Fifth, the conflict has not solely been over the state, a political arrangement of which a growing percentage of the population has no memory. Instead, it has involved numerous armed groups fighting over resources, territory and commercial monopolies that have little care for states, borders or sovereignty.  International diplomacy is therefore handicapped by a state-centric approach to conflict and mediation.
 
Finally, the assumption that state capacity can simply be built through coordinated bilateral and multilateral assistance programmes did not work before the war and has proven not to work now. Notwithstanding internal impediments, the international capacity and political and financial will to actually rebuild a Somali state has always been inadequate. External actors engaged in statebuilding and promoting the rule of law need to understand local processes better, learn from them and develop ways to engage with them.
 

The accountability gap

This report has identified many ways in which Somali-led peace processes differ from their internationally brokered counterparts. It has argued that much could be learnt from the success of Somali-led processes, both in the procedures and the substance of conflict resolution. But the most critically important missing ingredient is accountability.

In Somali-led processes accountability is handled through the clan: the elders represent their clans (or sub-clans) and are answerable to them. Their authority empowers them to make agreements and to enforce them. It is integral to the success of local peace processes that Somali clans can hold their own kinsmen to account for transgressions, just as they accept responsibility for making restitution in the settlement of disputes.
 
In contrast the Somali governments that have been forged at international peace conferences have no clear lines of accountability to anyone. Were former Presidents Abdiqasim Salat Hassan or Abdulahi Yussuf Ahmed answerable to their clan constituencies, to the country at large or to their foreign backers?
 
Without mechanisms of formal or informal public control, neither the donors who funded the peace processes, the mediators who managed them, nor the Somali public on whose behalf they are supposed to ‘govern’ have been able to hold to account the governments they produced in any meaningful way.
 
There are broader concerns over the accountability of the international interventions that have taken place in Somalia. Somali non-combatants have been brutally exposed to all manner of harm from both Somali and non-Somali protagonists, even as the international community proclaims a ‘Responsibility to Protect’.
 
Two major international peacekeeping interventions, the UN Mission in Somalia (UNOSOM) in the 1990s and the AU Mission in Somalia (AMISOM) today, have left their mark on the country. Are there clear lines of responsibility for the consequences of their actions or for any harm caused? Similarly, where does responsibility lie for the death and displacement that resulted from Ethiopia’s military intervention in support of the TFG? In yet another unaccountable intervention, foreign jihadists are now reportedly on Somali soil in pursuit of their own agendas.
 
Primacy has been given to regional and international interests, leaving Somalis without protection and without a voice in international affairs. Somalia’s lack of international personality and loss of international legal representation has resulted in a systematic denial of rights and the abusive exploitation of territory, such as fishing and dumping toxic waste. Piracy may be a response to this, but not an answer. The stabilisation of Somalia will require the acquiescence and cooperation of its neighbours, but it should not be hostage to them.
 
The international community, and especially the responsible regional bodies such as IGAD, needs to find better ways to move the country out of this protracted crisis, using methods that are both more responsive to Somali realities and more genuinely accountable to Somali constituencies.

■ To do ■
A. Answer each question from the passage on accountability in Somalia, one answer per line, marked (i), (ii), (iii):
(i) Through what are accountability matters handled in Somali-led peace processes?
(ii) Which two international peacekeeping interventions does the passage name?
(iii) Which regional body does the passage single out as responsible?
B. For each statement, say yes or no according to the passage on accountability in Somalia, and quote the words that decide it:
(i) Building state capacity through coordinated assistance programmes worked before the war.
(ii) Piracy is presented as an answer to the exploitation of Somali territory.
(iii) In Somali-led processes, elders are answerable to their clans.
C. Transcribe the passage on accountability in Somalia word for word, from "The international community, and" down to "to Somali constituencies.".

■ Information ■
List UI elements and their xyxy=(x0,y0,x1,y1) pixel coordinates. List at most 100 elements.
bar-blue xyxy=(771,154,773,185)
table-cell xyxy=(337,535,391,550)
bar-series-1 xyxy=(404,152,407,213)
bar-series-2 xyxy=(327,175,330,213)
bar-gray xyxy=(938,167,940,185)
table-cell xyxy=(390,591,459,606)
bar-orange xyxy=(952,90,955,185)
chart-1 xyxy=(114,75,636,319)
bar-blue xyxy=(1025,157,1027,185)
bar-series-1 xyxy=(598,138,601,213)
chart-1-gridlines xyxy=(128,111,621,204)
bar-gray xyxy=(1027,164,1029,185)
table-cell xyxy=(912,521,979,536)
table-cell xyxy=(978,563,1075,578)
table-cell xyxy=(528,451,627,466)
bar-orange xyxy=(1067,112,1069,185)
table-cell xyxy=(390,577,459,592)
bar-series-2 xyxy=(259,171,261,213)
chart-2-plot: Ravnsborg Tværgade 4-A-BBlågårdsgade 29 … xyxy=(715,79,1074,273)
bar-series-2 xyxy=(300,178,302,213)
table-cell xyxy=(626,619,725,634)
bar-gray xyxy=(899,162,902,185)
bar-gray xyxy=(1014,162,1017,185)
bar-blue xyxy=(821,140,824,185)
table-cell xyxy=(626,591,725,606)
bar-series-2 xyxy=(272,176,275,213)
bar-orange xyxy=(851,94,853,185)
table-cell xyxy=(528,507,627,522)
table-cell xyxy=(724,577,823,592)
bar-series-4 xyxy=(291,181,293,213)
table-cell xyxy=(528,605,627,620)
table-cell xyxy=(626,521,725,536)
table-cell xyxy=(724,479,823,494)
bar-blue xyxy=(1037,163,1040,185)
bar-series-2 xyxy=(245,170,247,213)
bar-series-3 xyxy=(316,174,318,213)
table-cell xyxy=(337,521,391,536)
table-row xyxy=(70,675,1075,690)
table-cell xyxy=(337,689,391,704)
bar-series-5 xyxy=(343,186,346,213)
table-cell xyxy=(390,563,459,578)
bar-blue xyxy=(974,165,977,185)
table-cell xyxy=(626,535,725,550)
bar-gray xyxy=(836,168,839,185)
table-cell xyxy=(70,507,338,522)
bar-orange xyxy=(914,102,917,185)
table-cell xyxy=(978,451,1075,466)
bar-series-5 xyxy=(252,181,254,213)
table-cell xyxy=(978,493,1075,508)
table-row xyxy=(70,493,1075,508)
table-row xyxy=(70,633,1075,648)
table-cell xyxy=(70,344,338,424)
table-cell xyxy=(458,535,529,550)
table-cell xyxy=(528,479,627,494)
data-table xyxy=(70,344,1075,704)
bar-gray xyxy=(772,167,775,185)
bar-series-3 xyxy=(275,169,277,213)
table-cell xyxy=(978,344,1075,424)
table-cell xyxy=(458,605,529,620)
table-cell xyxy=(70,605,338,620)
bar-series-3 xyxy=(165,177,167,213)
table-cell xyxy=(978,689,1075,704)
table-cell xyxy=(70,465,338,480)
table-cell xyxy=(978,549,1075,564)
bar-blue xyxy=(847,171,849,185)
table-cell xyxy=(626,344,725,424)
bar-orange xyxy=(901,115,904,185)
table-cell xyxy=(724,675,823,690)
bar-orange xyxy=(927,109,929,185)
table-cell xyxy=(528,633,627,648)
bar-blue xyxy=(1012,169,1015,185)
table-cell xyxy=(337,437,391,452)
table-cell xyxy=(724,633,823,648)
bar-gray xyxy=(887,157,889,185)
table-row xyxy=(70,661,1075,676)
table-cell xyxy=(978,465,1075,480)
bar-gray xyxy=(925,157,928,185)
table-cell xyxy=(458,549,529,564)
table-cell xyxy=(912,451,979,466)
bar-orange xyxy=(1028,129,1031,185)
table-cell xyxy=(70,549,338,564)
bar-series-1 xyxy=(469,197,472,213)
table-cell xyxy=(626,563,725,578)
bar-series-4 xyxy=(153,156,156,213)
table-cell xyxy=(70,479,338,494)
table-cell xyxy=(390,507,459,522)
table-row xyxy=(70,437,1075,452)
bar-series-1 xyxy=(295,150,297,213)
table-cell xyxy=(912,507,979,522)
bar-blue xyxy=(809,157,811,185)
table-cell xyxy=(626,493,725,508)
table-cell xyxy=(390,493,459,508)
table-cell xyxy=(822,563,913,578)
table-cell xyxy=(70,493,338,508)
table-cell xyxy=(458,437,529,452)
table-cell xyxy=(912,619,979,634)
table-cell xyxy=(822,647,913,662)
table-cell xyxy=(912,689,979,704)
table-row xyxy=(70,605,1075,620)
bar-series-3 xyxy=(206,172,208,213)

■ Expected outputs ■
A.
(i) Through the clan.
(ii) The UN Mission in Somalia (UNOSOM) in the 1990s and the AU Mission in Somalia (AMISOM) today.
(iii) IGAD.

B.
(i) No: "did not work before the war and has proven not to work now"
(ii) No: "Piracy may be a response to this, but not an answer."
(iii) Yes: "the elders represent their clans (or sub-clans) and are answerable to them"

C.
The international community, and especially the responsible regional bodies such as IGAD, needs to find better ways to move the country out of this protracted crisis, using methods that are both more responsive to Somali realities and more genuinely accountable to Somali constituencies.